#### WORK REQUIRED
Quote the line containing "OCR this image." and all lines that follow it in the listing below, exactly as written.
[BEGIN TASK INPUT]
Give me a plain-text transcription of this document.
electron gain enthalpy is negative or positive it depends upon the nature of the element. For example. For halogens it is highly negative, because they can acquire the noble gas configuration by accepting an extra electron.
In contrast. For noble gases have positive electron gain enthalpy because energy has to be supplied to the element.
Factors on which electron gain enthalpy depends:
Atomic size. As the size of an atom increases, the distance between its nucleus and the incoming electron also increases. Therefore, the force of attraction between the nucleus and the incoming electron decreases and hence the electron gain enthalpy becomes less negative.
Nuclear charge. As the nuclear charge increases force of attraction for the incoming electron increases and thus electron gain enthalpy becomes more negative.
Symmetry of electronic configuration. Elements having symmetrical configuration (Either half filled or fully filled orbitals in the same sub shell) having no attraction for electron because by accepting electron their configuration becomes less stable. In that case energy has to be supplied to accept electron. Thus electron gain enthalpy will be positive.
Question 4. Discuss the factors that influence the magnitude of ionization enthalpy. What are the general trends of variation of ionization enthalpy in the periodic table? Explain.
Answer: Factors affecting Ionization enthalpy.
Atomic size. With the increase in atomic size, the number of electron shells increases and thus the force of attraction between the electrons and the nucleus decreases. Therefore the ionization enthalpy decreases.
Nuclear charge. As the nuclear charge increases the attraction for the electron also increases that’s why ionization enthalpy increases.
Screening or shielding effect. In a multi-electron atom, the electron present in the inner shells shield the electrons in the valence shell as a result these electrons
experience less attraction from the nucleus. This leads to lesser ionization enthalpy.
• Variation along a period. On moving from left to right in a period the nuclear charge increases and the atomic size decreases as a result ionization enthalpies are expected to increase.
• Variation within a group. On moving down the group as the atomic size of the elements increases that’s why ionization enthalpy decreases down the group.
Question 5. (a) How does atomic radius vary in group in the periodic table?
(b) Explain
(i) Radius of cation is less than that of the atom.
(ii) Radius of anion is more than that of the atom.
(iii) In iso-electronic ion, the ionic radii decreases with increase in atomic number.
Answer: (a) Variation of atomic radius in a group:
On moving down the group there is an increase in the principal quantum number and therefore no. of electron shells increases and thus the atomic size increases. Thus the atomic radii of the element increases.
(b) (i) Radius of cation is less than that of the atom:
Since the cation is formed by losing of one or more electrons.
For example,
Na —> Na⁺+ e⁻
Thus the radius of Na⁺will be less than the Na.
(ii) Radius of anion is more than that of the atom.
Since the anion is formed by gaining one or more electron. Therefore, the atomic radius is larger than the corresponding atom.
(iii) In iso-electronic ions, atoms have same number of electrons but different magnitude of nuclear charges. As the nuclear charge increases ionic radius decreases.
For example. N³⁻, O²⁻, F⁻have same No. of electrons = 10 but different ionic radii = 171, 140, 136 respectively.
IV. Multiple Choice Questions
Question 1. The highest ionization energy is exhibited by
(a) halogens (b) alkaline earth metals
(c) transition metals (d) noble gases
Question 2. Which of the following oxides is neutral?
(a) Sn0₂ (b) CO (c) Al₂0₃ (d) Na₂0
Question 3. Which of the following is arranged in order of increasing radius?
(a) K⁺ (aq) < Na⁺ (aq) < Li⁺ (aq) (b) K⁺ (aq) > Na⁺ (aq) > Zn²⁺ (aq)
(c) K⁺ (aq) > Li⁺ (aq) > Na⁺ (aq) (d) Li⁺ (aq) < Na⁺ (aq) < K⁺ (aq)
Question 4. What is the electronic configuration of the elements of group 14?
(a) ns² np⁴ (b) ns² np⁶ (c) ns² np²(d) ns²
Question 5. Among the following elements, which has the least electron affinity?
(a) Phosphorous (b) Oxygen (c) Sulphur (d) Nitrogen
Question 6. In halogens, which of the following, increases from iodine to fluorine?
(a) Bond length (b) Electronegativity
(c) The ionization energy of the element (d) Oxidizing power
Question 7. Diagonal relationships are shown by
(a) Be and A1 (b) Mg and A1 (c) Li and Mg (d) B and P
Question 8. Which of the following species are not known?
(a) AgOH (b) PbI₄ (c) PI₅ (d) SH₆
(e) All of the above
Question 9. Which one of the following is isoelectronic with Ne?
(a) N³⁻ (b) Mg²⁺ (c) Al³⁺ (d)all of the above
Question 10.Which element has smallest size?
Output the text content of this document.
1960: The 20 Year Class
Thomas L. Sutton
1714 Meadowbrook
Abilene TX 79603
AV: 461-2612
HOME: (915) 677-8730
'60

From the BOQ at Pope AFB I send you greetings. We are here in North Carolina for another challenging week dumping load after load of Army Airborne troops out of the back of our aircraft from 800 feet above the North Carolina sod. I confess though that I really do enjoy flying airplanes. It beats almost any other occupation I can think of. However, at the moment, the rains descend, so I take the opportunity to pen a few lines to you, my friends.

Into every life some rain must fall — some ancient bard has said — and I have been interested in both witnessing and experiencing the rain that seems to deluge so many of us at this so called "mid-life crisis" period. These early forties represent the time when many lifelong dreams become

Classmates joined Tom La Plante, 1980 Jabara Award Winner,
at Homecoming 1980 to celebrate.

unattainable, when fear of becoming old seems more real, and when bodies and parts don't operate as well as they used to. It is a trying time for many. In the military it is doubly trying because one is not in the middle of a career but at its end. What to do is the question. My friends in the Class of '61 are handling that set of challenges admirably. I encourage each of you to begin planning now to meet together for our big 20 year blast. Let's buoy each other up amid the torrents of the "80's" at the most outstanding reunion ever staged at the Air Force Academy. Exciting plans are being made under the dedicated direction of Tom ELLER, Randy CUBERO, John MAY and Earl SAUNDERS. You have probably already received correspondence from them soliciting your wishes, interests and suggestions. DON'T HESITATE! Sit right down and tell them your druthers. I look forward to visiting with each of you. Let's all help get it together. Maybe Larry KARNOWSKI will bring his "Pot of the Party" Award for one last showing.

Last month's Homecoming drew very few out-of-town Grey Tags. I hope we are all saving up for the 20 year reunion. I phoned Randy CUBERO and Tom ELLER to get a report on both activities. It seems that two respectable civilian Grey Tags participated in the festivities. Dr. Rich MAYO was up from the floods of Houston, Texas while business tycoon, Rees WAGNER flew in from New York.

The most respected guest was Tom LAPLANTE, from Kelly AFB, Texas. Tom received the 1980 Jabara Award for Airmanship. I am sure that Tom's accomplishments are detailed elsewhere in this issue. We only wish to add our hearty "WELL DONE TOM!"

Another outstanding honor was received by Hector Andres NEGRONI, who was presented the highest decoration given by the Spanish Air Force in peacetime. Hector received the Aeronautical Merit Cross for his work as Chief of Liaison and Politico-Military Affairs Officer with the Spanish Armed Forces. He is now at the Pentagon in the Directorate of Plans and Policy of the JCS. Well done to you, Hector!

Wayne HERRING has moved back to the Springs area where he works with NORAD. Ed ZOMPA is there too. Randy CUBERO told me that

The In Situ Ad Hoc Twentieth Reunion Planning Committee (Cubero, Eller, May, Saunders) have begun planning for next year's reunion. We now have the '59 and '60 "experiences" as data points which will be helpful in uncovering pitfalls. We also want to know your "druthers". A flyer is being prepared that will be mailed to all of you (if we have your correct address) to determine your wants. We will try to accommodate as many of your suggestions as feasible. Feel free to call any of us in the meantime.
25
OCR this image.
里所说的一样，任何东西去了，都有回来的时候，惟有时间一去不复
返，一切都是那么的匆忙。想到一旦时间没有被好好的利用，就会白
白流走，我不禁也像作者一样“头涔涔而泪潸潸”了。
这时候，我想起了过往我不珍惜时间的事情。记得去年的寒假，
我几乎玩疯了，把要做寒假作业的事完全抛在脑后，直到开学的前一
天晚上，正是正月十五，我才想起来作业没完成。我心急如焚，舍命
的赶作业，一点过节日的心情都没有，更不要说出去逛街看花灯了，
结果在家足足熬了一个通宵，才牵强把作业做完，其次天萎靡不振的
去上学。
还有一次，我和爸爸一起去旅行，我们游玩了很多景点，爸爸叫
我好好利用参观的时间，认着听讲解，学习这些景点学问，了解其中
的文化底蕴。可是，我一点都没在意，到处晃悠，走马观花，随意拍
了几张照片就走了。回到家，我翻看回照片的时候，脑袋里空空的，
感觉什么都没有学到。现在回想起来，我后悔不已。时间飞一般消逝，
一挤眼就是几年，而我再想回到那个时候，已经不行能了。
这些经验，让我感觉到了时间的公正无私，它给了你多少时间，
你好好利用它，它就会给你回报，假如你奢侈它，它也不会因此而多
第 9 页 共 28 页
[END TASK INPUT]
#### RESULT OF THIS EXERCISE
OCR this image.
里所说的一样，任何东西去了，都有回来的时候，惟有时间一去不复
返，一切都是那么的匆忙。想到一旦时间没有被好好的利用，就会白
白流走，我不禁也像作者一样“头涔涔而泪潸潸”了。
这时候，我想起了过往我不珍惜时间的事情。记得去年的寒假，
我几乎玩疯了，把要做寒假作业的事完全抛在脑后，直到开学的前一
天晚上，正是正月十五，我才想起来作业没完成。我心急如焚，舍命
的赶作业，一点过节日的心情都没有，更不要说出去逛街看花灯了，
结果在家足足熬了一个通宵，才牵强把作业做完，其次天萎靡不振的
去上学。
还有一次，我和爸爸一起去旅行，我们游玩了很多景点，爸爸叫
我好好利用参观的时间，认着听讲解，学习这些景点学问，了解其中
的文化底蕴。可是，我一点都没在意，到处晃悠，走马观花，随意拍
了几张照片就走了。回到家，我翻看回照片的时候，脑袋里空空的，
感觉什么都没有学到。现在回想起来，我后悔不已。时间飞一般消逝，
一挤眼就是几年，而我再想回到那个时候，已经不行能了。
这些经验，让我感觉到了时间的公正无私，它给了你多少时间，
你好好利用它，它就会给你回报，假如你奢侈它，它也不会因此而多
第 9 页 共 28 页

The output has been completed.